_Exercise requirements_.
1. From the science news roundup, copy the passage between "Inspiration4 set a" and "of the year.", inclusive.
2. Summarize the science news roundup in two sentences.

_Selected text_.
• • • • •
'Internet Apocalypse'? Sure but Inspiration4 is also go for launch in this week's science news

A solar flare that looks like a snake breaks away from the sun and into space
(Image credit: NASA/Solar Dynamics Observatory)

Leading off the post-Labor Day science news this week were a couple of newly-announced launch dates for some historic space flights, as well as a new study that examines how a severe solar storm could trigger a months-long internet apocalypse.

Inspiration4 set a tentative launch window for next week while the much-delayed James Webb Space Telescope is finally getting its own launch date for the end of the year.

Speaking of space, a new study explored how an uncommon, but inevitable phenomenon caused by the sun could knock large regions or even entire continents off the internet entirely for weeks or even months, and how we need to prepare for the worst now. 

In the background though was climate change, and specifically how climate change is impacting our world faster than expected and in some surprising ways. A new study found evidence that some animals are growing bigger body parts in response to rising temperatures far faster than scientists realized – but still not fast enough to adapt to a changing climate.

Then, there was the disturbing news that California's Dixie Fire is threatening the Allen Telescope Array and forcing an evacuation of its scientists and staff, disrupting the facility's important work in the search for extraterrestrial intelligence.

All in all, a pretty full week, so let's dig in.

A Coronal Mass Ejection From The Sun

A Cane Toad In Grass Looking Mean (Image credit: NASA's Goddard Space Flight Center)

The sun could knock the internet offline for months with a major solar storm

Scientists and engineers have been worrying about a major solar storm for a long while now, but a new study by an assistant professor at the University of California, Irvine, spells out some of the very specific risks to our internet infrastructure.
• • • • •
_Dataset_.
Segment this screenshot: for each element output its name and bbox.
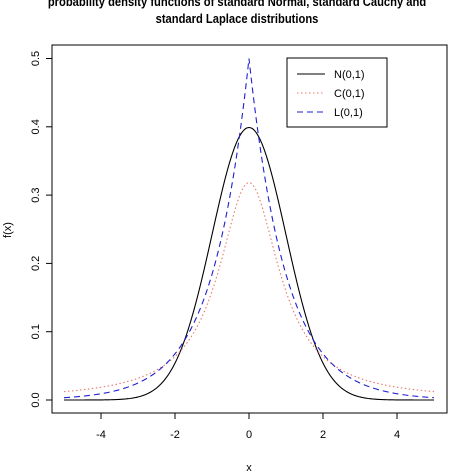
legend-label-laplace: L(0,1) bbox=[334, 107, 363, 119]
chart-title-line-1: probability density functions of standar… bbox=[47, 0, 427, 9]
x-axis-label: x bbox=[246, 462, 252, 474]
series-curves bbox=[63, 58, 435, 401]
legend-box bbox=[286, 57, 388, 128]
x-tick-label: -2 bbox=[170, 429, 180, 441]
series-line-normal bbox=[64, 126, 434, 401]
x-tick-label: 4 bbox=[394, 429, 400, 441]
x-tick-label: -4 bbox=[96, 429, 106, 441]
series-line-cauchy bbox=[63, 182, 435, 393]
legend-label-normal: N(0,1) bbox=[334, 69, 365, 81]
y-tick-label: 0.5 bbox=[30, 51, 42, 66]
y-axis: 0.0 0.1 0.2 0.3 0.4 0.5 bbox=[30, 51, 53, 408]
y-tick-label: 0.2 bbox=[30, 256, 42, 271]
x-tick-label: 0 bbox=[246, 429, 252, 441]
x-tick-label: 2 bbox=[320, 429, 326, 441]
chart-title-line-2: standard Laplace distributions bbox=[155, 11, 319, 26]
y-axis-label: f(x) bbox=[2, 222, 14, 238]
plot-frame bbox=[51, 44, 448, 414]
legend: N(0,1) C(0,1) L(0,1) bbox=[286, 57, 388, 128]
y-tick-label: 0.1 bbox=[30, 324, 42, 339]
y-tick-label: 0.0 bbox=[30, 392, 42, 407]
y-tick-label: 0.4 bbox=[30, 119, 42, 134]
legend-label-cauchy: C(0,1) bbox=[334, 88, 365, 100]
series-line-laplace bbox=[63, 58, 435, 399]
y-tick-label: 0.3 bbox=[30, 187, 42, 202]
x-axis: -4 -2 0 2 4 bbox=[96, 412, 400, 441]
• • • • •
_Final answers_.
1.
Inspiration4 set a tentative launch window for next week while the much-delayed James Webb Space Telescope is finally getting its own launch date for the end of the year.

2. This week's science news included newly announced launch dates for Inspiration4 and the James Webb Space Telescope, as well as a study showing that a severe solar storm could knock large regions or entire continents off the internet for weeks or even months. It also reported that some animals are growing bigger body parts in response to rising temperatures faster than scientists realized, and that California's Dixie Fire is threatening the Allen Telescope Array and forcing an evacuation of its scientists and staff.